═════ Task material ═════

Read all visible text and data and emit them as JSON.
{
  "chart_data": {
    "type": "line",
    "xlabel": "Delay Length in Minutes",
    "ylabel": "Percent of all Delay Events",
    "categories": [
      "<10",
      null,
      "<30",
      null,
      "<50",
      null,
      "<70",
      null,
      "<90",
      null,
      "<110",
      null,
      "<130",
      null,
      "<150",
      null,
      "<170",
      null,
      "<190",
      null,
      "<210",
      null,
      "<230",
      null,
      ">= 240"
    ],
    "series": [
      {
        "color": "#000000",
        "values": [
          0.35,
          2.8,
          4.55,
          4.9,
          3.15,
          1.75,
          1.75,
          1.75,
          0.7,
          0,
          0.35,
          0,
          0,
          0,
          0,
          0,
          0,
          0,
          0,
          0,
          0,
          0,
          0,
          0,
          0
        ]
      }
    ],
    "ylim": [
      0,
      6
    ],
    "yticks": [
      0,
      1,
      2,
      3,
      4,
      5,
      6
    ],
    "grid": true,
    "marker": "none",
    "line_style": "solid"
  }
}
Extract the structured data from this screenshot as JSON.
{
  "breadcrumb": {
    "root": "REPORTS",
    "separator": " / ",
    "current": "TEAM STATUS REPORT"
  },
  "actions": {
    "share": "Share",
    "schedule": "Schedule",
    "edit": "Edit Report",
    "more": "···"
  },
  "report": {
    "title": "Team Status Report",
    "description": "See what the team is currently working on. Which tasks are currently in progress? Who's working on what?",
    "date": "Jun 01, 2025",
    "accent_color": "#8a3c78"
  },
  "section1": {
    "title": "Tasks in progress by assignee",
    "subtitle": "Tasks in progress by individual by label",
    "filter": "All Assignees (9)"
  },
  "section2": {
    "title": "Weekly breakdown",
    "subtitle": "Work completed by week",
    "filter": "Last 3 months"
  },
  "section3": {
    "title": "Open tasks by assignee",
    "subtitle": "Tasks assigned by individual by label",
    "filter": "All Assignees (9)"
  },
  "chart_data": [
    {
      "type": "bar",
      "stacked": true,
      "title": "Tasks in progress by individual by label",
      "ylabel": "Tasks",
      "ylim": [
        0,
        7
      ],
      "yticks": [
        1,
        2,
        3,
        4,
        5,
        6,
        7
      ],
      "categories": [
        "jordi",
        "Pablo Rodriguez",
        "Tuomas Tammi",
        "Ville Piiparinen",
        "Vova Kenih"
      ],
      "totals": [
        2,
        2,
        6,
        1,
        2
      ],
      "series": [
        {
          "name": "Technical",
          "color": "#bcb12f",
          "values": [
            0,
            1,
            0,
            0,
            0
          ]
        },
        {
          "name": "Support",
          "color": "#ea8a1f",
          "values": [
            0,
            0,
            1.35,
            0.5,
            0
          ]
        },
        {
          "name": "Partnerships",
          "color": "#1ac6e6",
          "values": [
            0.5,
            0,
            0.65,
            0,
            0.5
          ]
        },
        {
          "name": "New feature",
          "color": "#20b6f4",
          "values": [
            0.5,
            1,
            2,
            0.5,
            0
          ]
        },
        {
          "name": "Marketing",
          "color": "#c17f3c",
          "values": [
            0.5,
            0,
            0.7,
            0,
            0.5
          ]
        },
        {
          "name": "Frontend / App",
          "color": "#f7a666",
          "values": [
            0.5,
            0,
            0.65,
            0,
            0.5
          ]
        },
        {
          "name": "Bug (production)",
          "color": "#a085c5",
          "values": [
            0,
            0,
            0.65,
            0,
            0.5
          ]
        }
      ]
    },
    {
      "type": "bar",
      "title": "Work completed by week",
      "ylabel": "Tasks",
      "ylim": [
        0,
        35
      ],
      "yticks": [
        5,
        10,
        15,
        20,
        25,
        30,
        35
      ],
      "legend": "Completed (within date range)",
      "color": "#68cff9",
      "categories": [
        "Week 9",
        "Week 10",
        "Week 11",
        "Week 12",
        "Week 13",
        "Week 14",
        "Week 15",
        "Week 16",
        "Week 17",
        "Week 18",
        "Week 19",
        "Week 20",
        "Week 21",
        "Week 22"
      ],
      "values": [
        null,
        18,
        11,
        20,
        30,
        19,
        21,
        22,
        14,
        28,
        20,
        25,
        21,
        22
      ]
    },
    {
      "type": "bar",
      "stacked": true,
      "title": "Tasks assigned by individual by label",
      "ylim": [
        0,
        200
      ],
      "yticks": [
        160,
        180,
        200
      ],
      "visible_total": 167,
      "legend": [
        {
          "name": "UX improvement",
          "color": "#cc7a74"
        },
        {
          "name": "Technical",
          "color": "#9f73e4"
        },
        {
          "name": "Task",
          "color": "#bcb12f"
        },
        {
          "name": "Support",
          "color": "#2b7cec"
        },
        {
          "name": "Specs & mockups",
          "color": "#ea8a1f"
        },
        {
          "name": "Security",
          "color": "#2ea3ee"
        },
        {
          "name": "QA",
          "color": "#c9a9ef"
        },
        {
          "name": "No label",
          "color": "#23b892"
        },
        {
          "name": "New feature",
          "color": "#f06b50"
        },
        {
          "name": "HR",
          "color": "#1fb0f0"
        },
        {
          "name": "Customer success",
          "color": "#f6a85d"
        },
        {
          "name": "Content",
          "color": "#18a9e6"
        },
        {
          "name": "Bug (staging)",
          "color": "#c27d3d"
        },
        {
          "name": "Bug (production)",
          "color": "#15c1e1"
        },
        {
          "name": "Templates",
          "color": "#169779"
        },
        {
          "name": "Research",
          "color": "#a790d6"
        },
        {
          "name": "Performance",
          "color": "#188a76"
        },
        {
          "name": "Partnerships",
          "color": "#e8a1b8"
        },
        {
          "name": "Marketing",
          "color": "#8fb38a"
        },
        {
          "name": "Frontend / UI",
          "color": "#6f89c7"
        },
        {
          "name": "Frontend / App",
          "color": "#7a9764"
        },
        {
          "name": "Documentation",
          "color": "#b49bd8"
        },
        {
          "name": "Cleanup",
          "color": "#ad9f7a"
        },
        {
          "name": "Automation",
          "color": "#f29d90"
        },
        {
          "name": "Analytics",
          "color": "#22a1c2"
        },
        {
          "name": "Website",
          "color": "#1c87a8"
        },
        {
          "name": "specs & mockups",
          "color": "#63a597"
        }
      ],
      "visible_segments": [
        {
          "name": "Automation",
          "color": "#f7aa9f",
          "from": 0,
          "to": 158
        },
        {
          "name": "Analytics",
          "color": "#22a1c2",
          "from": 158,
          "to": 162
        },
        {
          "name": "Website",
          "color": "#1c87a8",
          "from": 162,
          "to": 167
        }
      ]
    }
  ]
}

═════

# What you are asked to do
Output the listing above without altering a single character.

# Task response
Read all visible text and data and emit them as JSON.
{
  "chart_data": {
    "type": "line",
    "xlabel": "Delay Length in Minutes",
    "ylabel": "Percent of all Delay Events",
    "categories": [
      "<10",
      null,
      "<30",
      null,
      "<50",
      null,
      "<70",
      null,
      "<90",
      null,
      "<110",
      null,
      "<130",
      null,
      "<150",
      null,
      "<170",
      null,
      "<190",
      null,
      "<210",
      null,
      "<230",
      null,
      ">= 240"
    ],
    "series": [
      {
        "color": "#000000",
        "values": [
          0.35,
          2.8,
          4.55,
          4.9,
          3.15,
          1.75,
          1.75,
          1.75,
          0.7,
          0,
          0.35,
          0,
          0,
          0,
          0,
          0,
          0,
          0,
          0,
          0,
          0,
          0,
          0,
          0,
          0
        ]
      }
    ],
    "ylim": [
      0,
      6
    ],
    "yticks": [
      0,
      1,
      2,
      3,
      4,
      5,
      6
    ],
    "grid": true,
    "marker": "none",
    "line_style": "solid"
  }
}
Extract the structured data from this screenshot as JSON.
{
  "breadcrumb": {
    "root": "REPORTS",
    "separator": " / ",
    "current": "TEAM STATUS REPORT"
  },
  "actions": {
    "share": "Share",
    "schedule": "Schedule",
    "edit": "Edit Report",
    "more": "···"
  },
  "report": {
    "title": "Team Status Report",
    "description": "See what the team is currently working on. Which tasks are currently in progress? Who's working on what?",
    "date": "Jun 01, 2025",
    "accent_color": "#8a3c78"
  },
  "section1": {
    "title": "Tasks in progress by assignee",
    "subtitle": "Tasks in progress by individual by label",
    "filter": "All Assignees (9)"
  },
  "section2": {
    "title": "Weekly breakdown",
    "subtitle": "Work completed by week",
    "filter": "Last 3 months"
  },
  "section3": {
    "title": "Open tasks by assignee",
    "subtitle": "Tasks assigned by individual by label",
    "filter": "All Assignees (9)"
  },
  "chart_data": [
    {
      "type": "bar",
      "stacked": true,
      "title": "Tasks in progress by individual by label",
      "ylabel": "Tasks",
      "ylim": [
        0,
        7
      ],
      "yticks": [
        1,
        2,
        3,
        4,
        5,
        6,
        7
      ],
      "categories": [
        "jordi",
        "Pablo Rodriguez",
        "Tuomas Tammi",
        "Ville Piiparinen",
        "Vova Kenih"
      ],
      "totals": [
        2,
        2,
        6,
        1,
        2
      ],
      "series": [
        {
          "name": "Technical",
          "color": "#bcb12f",
          "values": [
            0,
            1,
            0,
            0,
            0
          ]
        },
        {
          "name": "Support",
          "color": "#ea8a1f",
          "values": [
            0,
            0,
            1.35,
            0.5,
            0
          ]
        },
        {
          "name": "Partnerships",
          "color": "#1ac6e6",
          "values": [
            0.5,
            0,
            0.65,
            0,
            0.5
          ]
        },
        {
          "name": "New feature",
          "color": "#20b6f4",
          "values": [
            0.5,
            1,
            2,
            0.5,
            0
          ]
        },
        {
          "name": "Marketing",
          "color": "#c17f3c",
          "values": [
            0.5,
            0,
            0.7,
            0,
            0.5
          ]
        },
        {
          "name": "Frontend / App",
          "color": "#f7a666",
          "values": [
            0.5,
            0,
            0.65,
            0,
            0.5
          ]
        },
        {
          "name": "Bug (production)",
          "color": "#a085c5",
          "values": [
            0,
            0,
            0.65,
            0,
            0.5
          ]
        }
      ]
    },
    {
      "type": "bar",
      "title": "Work completed by week",
      "ylabel": "Tasks",
      "ylim": [
        0,
        35
      ],
      "yticks": [
        5,
        10,
        15,
        20,
        25,
        30,
        35
      ],
      "legend": "Completed (within date range)",
      "color": "#68cff9",
      "categories": [
        "Week 9",
        "Week 10",
        "Week 11",
        "Week 12",
        "Week 13",
        "Week 14",
        "Week 15",
        "Week 16",
        "Week 17",
        "Week 18",
        "Week 19",
        "Week 20",
        "Week 21",
        "Week 22"
      ],
      "values": [
        null,
        18,
        11,
        20,
        30,
        19,
        21,
        22,
        14,
        28,
        20,
        25,
        21,
        22
      ]
    },
    {
      "type": "bar",
      "stacked": true,
      "title": "Tasks assigned by individual by label",
      "ylim": [
        0,
        200
      ],
      "yticks": [
        160,
        180,
        200
      ],
      "visible_total": 167,
      "legend": [
        {
          "name": "UX improvement",
          "color": "#cc7a74"
        },
        {
          "name": "Technical",
          "color": "#9f73e4"
        },
        {
          "name": "Task",
          "color": "#bcb12f"
        },
        {
          "name": "Support",
          "color": "#2b7cec"
        },
        {
          "name": "Specs & mockups",
          "color": "#ea8a1f"
        },
        {
          "name": "Security",
          "color": "#2ea3ee"
        },
        {
          "name": "QA",
          "color": "#c9a9ef"
        },
        {
          "name": "No label",
          "color": "#23b892"
        },
        {
          "name": "New feature",
          "color": "#f06b50"
        },
        {
          "name": "HR",
          "color": "#1fb0f0"
        },
        {
          "name": "Customer success",
          "color": "#f6a85d"
        },
        {
          "name": "Content",
          "color": "#18a9e6"
        },
        {
          "name": "Bug (staging)",
          "color": "#c27d3d"
        },
        {
          "name": "Bug (production)",
          "color": "#15c1e1"
        },
        {
          "name": "Templates",
          "color": "#169779"
        },
        {
          "name": "Research",
          "color": "#a790d6"
        },
        {
          "name": "Performance",
          "color": "#188a76"
        },
        {
          "name": "Partnerships",
          "color": "#e8a1b8"
        },
        {
          "name": "Marketing",
          "color": "#8fb38a"
        },
        {
          "name": "Frontend / UI",
          "color": "#6f89c7"
        },
        {
          "name": "Frontend / App",
          "color": "#7a9764"
        },
        {
          "name": "Documentation",
          "color": "#b49bd8"
        },
        {
          "name": "Cleanup",
          "color": "#ad9f7a"
        },
        {
          "name": "Automation",
          "color": "#f29d90"
        },
        {
          "name": "Analytics",
          "color": "#22a1c2"
        },
        {
          "name": "Website",
          "color": "#1c87a8"
        },
        {
          "name": "specs & mockups",
          "color": "#63a597"
        }
      ],
      "visible_segments": [
        {
          "name": "Automation",
          "color": "#f7aa9f",
          "from": 0,
          "to": 158
        },
        {
          "name": "Analytics",
          "color": "#22a1c2",
          "from": 158,
          "to": 162
        },
        {
          "name": "Website",
          "color": "#1c87a8",
          "from": 162,
          "to": 167
        }
      ]
    }
  ]
}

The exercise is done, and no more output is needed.